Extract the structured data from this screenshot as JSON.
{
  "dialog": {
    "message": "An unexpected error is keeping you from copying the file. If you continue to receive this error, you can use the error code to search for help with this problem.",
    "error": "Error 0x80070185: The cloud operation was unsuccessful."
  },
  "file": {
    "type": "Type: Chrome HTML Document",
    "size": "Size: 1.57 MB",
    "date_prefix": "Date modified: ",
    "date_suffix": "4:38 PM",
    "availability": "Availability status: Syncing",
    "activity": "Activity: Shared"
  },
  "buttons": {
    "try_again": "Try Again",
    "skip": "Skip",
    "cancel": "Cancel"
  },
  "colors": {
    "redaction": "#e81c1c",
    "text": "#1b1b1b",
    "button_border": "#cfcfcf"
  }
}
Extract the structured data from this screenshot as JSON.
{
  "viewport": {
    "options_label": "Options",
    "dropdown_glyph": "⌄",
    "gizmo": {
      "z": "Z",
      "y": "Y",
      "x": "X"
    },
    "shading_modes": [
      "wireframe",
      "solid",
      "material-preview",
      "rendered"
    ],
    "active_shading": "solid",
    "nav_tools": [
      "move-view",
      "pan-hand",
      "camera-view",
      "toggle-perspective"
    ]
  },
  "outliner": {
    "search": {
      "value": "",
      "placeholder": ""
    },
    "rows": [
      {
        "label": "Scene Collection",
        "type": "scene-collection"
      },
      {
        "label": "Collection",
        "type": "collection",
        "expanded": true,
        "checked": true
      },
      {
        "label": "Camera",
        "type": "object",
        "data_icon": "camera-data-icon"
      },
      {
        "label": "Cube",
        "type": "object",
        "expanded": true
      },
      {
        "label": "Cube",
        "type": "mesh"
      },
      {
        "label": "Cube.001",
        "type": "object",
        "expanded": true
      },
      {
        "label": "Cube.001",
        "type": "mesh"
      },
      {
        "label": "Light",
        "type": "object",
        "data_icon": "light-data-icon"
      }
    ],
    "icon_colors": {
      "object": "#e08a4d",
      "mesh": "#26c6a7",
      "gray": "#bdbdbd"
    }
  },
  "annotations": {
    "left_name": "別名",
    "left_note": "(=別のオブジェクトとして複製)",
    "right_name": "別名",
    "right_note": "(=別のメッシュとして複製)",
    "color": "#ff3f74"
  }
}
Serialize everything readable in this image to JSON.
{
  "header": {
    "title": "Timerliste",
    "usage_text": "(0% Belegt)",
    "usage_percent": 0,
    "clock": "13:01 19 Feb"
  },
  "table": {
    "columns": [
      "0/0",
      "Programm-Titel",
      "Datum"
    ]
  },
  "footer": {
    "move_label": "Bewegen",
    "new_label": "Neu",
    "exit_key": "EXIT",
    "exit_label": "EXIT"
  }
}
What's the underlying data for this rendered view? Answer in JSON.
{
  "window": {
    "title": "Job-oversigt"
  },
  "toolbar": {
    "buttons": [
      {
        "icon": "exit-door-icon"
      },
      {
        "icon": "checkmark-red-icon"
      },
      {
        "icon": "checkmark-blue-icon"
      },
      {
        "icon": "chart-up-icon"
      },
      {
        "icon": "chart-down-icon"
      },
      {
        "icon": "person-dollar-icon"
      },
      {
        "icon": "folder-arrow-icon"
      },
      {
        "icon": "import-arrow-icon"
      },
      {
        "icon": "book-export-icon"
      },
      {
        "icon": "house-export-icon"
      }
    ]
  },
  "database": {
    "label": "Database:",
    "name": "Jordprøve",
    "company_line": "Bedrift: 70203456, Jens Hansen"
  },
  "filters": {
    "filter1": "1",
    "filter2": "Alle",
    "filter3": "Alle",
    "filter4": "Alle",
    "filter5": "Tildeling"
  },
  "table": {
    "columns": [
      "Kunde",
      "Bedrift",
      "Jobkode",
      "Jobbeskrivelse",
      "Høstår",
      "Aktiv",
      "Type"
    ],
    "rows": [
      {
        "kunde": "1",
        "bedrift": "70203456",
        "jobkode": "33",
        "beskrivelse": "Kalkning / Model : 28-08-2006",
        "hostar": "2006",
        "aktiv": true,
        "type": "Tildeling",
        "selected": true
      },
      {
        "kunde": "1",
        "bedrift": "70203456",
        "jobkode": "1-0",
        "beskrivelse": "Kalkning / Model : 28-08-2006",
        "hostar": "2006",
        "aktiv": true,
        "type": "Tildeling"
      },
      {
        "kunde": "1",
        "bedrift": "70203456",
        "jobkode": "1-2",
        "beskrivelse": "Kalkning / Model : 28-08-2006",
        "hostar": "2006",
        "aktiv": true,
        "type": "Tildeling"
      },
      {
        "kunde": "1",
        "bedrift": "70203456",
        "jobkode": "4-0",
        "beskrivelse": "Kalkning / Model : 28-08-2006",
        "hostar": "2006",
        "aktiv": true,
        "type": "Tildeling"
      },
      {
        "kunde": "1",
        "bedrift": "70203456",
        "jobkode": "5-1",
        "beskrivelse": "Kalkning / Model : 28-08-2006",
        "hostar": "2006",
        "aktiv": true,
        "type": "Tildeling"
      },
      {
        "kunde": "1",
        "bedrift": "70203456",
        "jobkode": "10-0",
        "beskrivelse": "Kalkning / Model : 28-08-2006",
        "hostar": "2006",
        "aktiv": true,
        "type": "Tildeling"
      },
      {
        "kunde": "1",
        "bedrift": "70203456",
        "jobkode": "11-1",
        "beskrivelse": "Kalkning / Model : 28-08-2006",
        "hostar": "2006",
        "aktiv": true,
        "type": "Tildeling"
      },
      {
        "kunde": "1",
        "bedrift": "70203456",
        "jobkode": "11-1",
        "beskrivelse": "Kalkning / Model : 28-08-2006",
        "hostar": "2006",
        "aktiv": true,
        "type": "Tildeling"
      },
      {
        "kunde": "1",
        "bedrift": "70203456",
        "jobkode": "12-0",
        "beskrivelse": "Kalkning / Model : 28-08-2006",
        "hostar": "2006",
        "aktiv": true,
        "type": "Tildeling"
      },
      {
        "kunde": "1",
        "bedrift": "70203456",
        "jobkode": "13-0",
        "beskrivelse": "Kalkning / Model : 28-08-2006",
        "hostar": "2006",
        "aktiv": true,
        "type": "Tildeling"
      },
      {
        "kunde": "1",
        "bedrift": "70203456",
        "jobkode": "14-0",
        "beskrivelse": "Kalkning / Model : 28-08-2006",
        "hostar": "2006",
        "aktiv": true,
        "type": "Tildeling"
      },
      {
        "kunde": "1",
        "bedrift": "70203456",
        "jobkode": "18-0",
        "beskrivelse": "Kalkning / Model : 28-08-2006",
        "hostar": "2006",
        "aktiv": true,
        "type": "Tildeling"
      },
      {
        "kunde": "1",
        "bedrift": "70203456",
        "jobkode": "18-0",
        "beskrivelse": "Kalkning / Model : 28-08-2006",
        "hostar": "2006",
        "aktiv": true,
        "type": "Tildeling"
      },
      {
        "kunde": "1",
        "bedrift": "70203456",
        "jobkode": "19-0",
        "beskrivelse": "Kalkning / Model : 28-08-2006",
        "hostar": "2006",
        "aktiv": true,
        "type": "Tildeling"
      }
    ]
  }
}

▬▬▬▬▬▬

- _SET PROBLEM_
Restate every line of the data word for word.

- _COMPLETE OUTPUT_
Extract the structured data from this screenshot as JSON.
{
  "dialog": {
    "message": "An unexpected error is keeping you from copying the file. If you continue to receive this error, you can use the error code to search for help with this problem.",
    "error": "Error 0x80070185: The cloud operation was unsuccessful."
  },
  "file": {
    "type": "Type: Chrome HTML Document",
    "size": "Size: 1.57 MB",
    "date_prefix": "Date modified: ",
    "date_suffix": "4:38 PM",
    "availability": "Availability status: Syncing",
    "activity": "Activity: Shared"
  },
  "buttons": {
    "try_again": "Try Again",
    "skip": "Skip",
    "cancel": "Cancel"
  },
  "colors": {
    "redaction": "#e81c1c",
    "text": "#1b1b1b",
    "button_border": "#cfcfcf"
  }
}
Extract the structured data from this screenshot as JSON.
{
  "viewport": {
    "options_label": "Options",
    "dropdown_glyph": "⌄",
    "gizmo": {
      "z": "Z",
      "y": "Y",
      "x": "X"
    },
    "shading_modes": [
      "wireframe",
      "solid",
      "material-preview",
      "rendered"
    ],
    "active_shading": "solid",
    "nav_tools": [
      "move-view",
      "pan-hand",
      "camera-view",
      "toggle-perspective"
    ]
  },
  "outliner": {
    "search": {
      "value": "",
      "placeholder": ""
    },
    "rows": [
      {
        "label": "Scene Collection",
        "type": "scene-collection"
      },
      {
        "label": "Collection",
        "type": "collection",
        "expanded": true,
        "checked": true
      },
      {
        "label": "Camera",
        "type": "object",
        "data_icon": "camera-data-icon"
      },
      {
        "label": "Cube",
        "type": "object",
        "expanded": true
      },
      {
        "label": "Cube",
        "type": "mesh"
      },
      {
        "label": "Cube.001",
        "type": "object",
        "expanded": true
      },
      {
        "label": "Cube.001",
        "type": "mesh"
      },
      {
        "label": "Light",
        "type": "object",
        "data_icon": "light-data-icon"
      }
    ],
    "icon_colors": {
      "object": "#e08a4d",
      "mesh": "#26c6a7",
      "gray": "#bdbdbd"
    }
  },
  "annotations": {
    "left_name": "別名",
    "left_note": "(=別のオブジェクトとして複製)",
    "right_name": "別名",
    "right_note": "(=別のメッシュとして複製)",
    "color": "#ff3f74"
  }
}
Serialize everything readable in this image to JSON.
{
  "header": {
    "title": "Timerliste",
    "usage_text": "(0% Belegt)",
    "usage_percent": 0,
    "clock": "13:01 19 Feb"
  },
  "table": {
    "columns": [
      "0/0",
      "Programm-Titel",
      "Datum"
    ]
  },
  "footer": {
    "move_label": "Bewegen",
    "new_label": "Neu",
    "exit_key": "EXIT",
    "exit_label": "EXIT"
  }
}
What's the underlying data for this rendered view? Answer in JSON.
{
  "window": {
    "title": "Job-oversigt"
  },
  "toolbar": {
    "buttons": [
      {
        "icon": "exit-door-icon"
      },
      {
        "icon": "checkmark-red-icon"
      },
      {
        "icon": "checkmark-blue-icon"
      },
      {
        "icon": "chart-up-icon"
      },
      {
        "icon": "chart-down-icon"
      },
      {
        "icon": "person-dollar-icon"
      },
      {
        "icon": "folder-arrow-icon"
      },
      {
        "icon": "import-arrow-icon"
      },
      {
        "icon": "book-export-icon"
      },
      {
        "icon": "house-export-icon"
      }
    ]
  },
  "database": {
    "label": "Database:",
    "name": "Jordprøve",
    "company_line": "Bedrift: 70203456, Jens Hansen"
  },
  "filters": {
    "filter1": "1",
    "filter2": "Alle",
    "filter3": "Alle",
    "filter4": "Alle",
    "filter5": "Tildeling"
  },
  "table": {
    "columns": [
      "Kunde",
      "Bedrift",
      "Jobkode",
      "Jobbeskrivelse",
      "Høstår",
      "Aktiv",
      "Type"
    ],
    "rows": [
      {
        "kunde": "1",
        "bedrift": "70203456",
        "jobkode": "33",
        "beskrivelse": "Kalkning / Model : 28-08-2006",
        "hostar": "2006",
        "aktiv": true,
        "type": "Tildeling",
        "selected": true
      },
      {
        "kunde": "1",
        "bedrift": "70203456",
        "jobkode": "1-0",
        "beskrivelse": "Kalkning / Model : 28-08-2006",
        "hostar": "2006",
        "aktiv": true,
        "type": "Tildeling"
      },
      {
        "kunde": "1",
        "bedrift": "70203456",
        "jobkode": "1-2",
        "beskrivelse": "Kalkning / Model : 28-08-2006",
        "hostar": "2006",
        "aktiv": true,
        "type": "Tildeling"
      },
      {
        "kunde": "1",
        "bedrift": "70203456",
        "jobkode": "4-0",
        "beskrivelse": "Kalkning / Model : 28-08-2006",
        "hostar": "2006",
        "aktiv": true,
        "type": "Tildeling"
      },
      {
        "kunde": "1",
        "bedrift": "70203456",
        "jobkode": "5-1",
        "beskrivelse": "Kalkning / Model : 28-08-2006",
        "hostar": "2006",
        "aktiv": true,
        "type": "Tildeling"
      },
      {
        "kunde": "1",
        "bedrift": "70203456",
        "jobkode": "10-0",
        "beskrivelse": "Kalkning / Model : 28-08-2006",
        "hostar": "2006",
        "aktiv": true,
        "type": "Tildeling"
      },
      {
        "kunde": "1",
        "bedrift": "70203456",
        "jobkode": "11-1",
        "beskrivelse": "Kalkning / Model : 28-08-2006",
        "hostar": "2006",
        "aktiv": true,
        "type": "Tildeling"
      },
      {
        "kunde": "1",
        "bedrift": "70203456",
        "jobkode": "11-1",
        "beskrivelse": "Kalkning / Model : 28-08-2006",
        "hostar": "2006",
        "aktiv": true,
        "type": "Tildeling"
      },
      {
        "kunde": "1",
        "bedrift": "70203456",
        "jobkode": "12-0",
        "beskrivelse": "Kalkning / Model : 28-08-2006",
        "hostar": "2006",
        "aktiv": true,
        "type": "Tildeling"
      },
      {
        "kunde": "1",
        "bedrift": "70203456",
        "jobkode": "13-0",
        "beskrivelse": "Kalkning / Model : 28-08-2006",
        "hostar": "2006",
        "aktiv": true,
        "type": "Tildeling"
      },
      {
        "kunde": "1",
        "bedrift": "70203456",
        "jobkode": "14-0",
        "beskrivelse": "Kalkning / Model : 28-08-2006",
        "hostar": "2006",
        "aktiv": true,
        "type": "Tildeling"
      },
      {
        "kunde": "1",
        "bedrift": "70203456",
        "jobkode": "18-0",
        "beskrivelse": "Kalkning / Model : 28-08-2006",
        "hostar": "2006",
        "aktiv": true,
        "type": "Tildeling"
      },
      {
        "kunde": "1",
        "bedrift": "70203456",
        "jobkode": "18-0",
        "beskrivelse": "Kalkning / Model : 28-08-2006",
        "hostar": "2006",
        "aktiv": true,
        "type": "Tildeling"
      },
      {
        "kunde": "1",
        "bedrift": "70203456",
        "jobkode": "19-0",
        "beskrivelse": "Kalkning / Model : 28-08-2006",
        "hostar": "2006",
        "aktiv": true,
        "type": "Tildeling"
      }
    ]
  }
}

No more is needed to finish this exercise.